What needs to be done: Transcribe the material word for word, but without the images.

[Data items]
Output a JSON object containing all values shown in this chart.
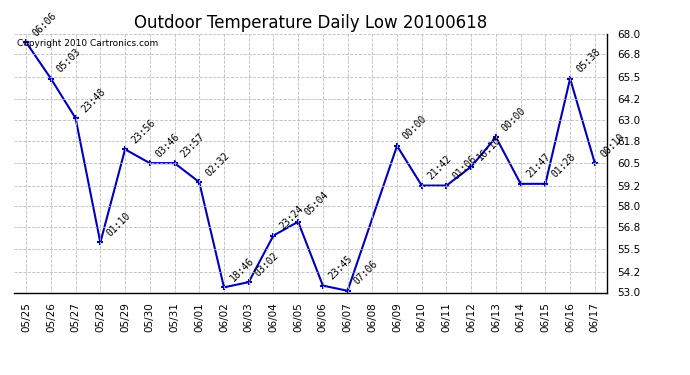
{
  "title": "Outdoor Temperature Daily Low 20100618",
  "copyright": "Copyright 2010 Cartronics.com",
  "x_labels": [
    "05/25",
    "05/26",
    "05/27",
    "05/28",
    "05/29",
    "05/30",
    "05/31",
    "06/01",
    "06/02",
    "06/03",
    "06/04",
    "06/05",
    "06/06",
    "06/07",
    "06/08",
    "06/09",
    "06/10",
    "06/11",
    "06/12",
    "06/13",
    "06/14",
    "06/15",
    "06/16",
    "06/17"
  ],
  "y_values": [
    67.5,
    65.4,
    63.1,
    55.9,
    61.3,
    60.5,
    60.5,
    59.4,
    53.3,
    53.6,
    56.3,
    57.1,
    53.4,
    53.1,
    61.5,
    59.2,
    59.2,
    60.3,
    62.0,
    59.3,
    59.3,
    65.4,
    60.5
  ],
  "point_labels": [
    "06:06",
    "05:03",
    "23:48",
    "01:10",
    "23:56",
    "03:46",
    "23:57",
    "02:32",
    "18:46",
    "03:02",
    "23:24",
    "05:04",
    "23:45",
    "07:06",
    "00:00",
    "21:42",
    "01:06",
    "16:10",
    "00:00",
    "21:47",
    "01:28",
    "05:38",
    "00:10"
  ],
  "x_positions_data": [
    0,
    1,
    2,
    3,
    4,
    5,
    6,
    7,
    8,
    9,
    10,
    11,
    12,
    13,
    15,
    16,
    17,
    18,
    19,
    20,
    21,
    22,
    23
  ],
  "ylim": [
    53.0,
    68.0
  ],
  "yticks": [
    53.0,
    54.2,
    55.5,
    56.8,
    58.0,
    59.2,
    60.5,
    61.8,
    63.0,
    64.2,
    65.5,
    66.8,
    68.0
  ],
  "line_color": "#0000bb",
  "marker_color": "#0000bb",
  "bg_color": "#ffffff",
  "grid_color": "#bbbbbb",
  "title_fontsize": 12,
  "label_fontsize": 7.5,
  "point_label_fontsize": 7.0,
  "copyright_fontsize": 6.5
}
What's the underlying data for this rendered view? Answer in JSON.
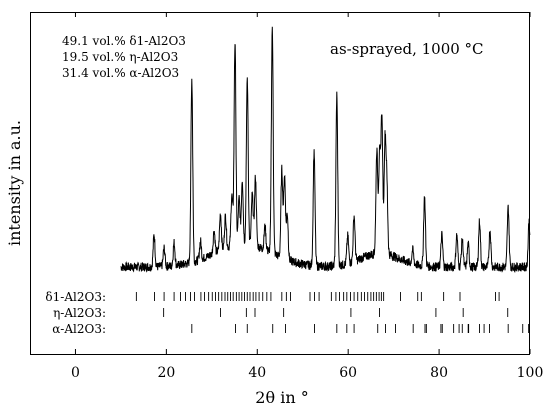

Full response:
Output a JSON object containing all values shown in this chart.
{
  "title": "Outdoor Temperature Daily Low 20100618",
  "copyright": "Copyright 2010 Cartronics.com",
  "x_labels": [
    "05/25",
    "05/26",
    "05/27",
    "05/28",
    "05/29",
    "05/30",
    "05/31",
    "06/01",
    "06/02",
    "06/03",
    "06/04",
    "06/05",
    "06/06",
    "06/07",
    "06/08",
    "06/09",
    "06/10",
    "06/11",
    "06/12",
    "06/13",
    "06/14",
    "06/15",
    "06/16",
    "06/17"
  ],
  "y_values": [
    67.5,
    65.4,
    63.1,
    55.9,
    61.3,
    60.5,
    60.5,
    59.4,
    53.3,
    53.6,
    56.3,
    57.1,
    53.4,
    53.1,
    61.5,
    59.2,
    59.2,
    60.3,
    62.0,
    59.3,
    59.3,
    65.4,
    60.5
  ],
  "point_labels": [
    "06:06",
    "05:03",
    "23:48",
    "01:10",
    "23:56",
    "03:46",
    "23:57",
    "02:32",
    "18:46",
    "03:02",
    "23:24",
    "05:04",
    "23:45",
    "07:06",
    "00:00",
    "21:42",
    "01:06",
    "16:10",
    "00:00",
    "21:47",
    "01:28",
    "05:38",
    "00:10"
  ],
  "x_positions_data": [
    0,
    1,
    2,
    3,
    4,
    5,
    6,
    7,
    8,
    9,
    10,
    11,
    12,
    13,
    15,
    16,
    17,
    18,
    19,
    20,
    21,
    22,
    23
  ],
  "ylim": [
    53.0,
    68.0
  ],
  "yticks": [
    53.0,
    54.2,
    55.5,
    56.8,
    58.0,
    59.2,
    60.5,
    61.8,
    63.0,
    64.2,
    65.5,
    66.8,
    68.0
  ],
  "line_color": "#0000bb",
  "marker_color": "#0000bb",
  "bg_color": "#ffffff",
  "grid_color": "#bbbbbb",
  "title_fontsize": 12,
  "label_fontsize": 7.5,
  "point_label_fontsize": 7.0,
  "copyright_fontsize": 6.5
}
What's the underlying data for this rendered view? Answer in JSON.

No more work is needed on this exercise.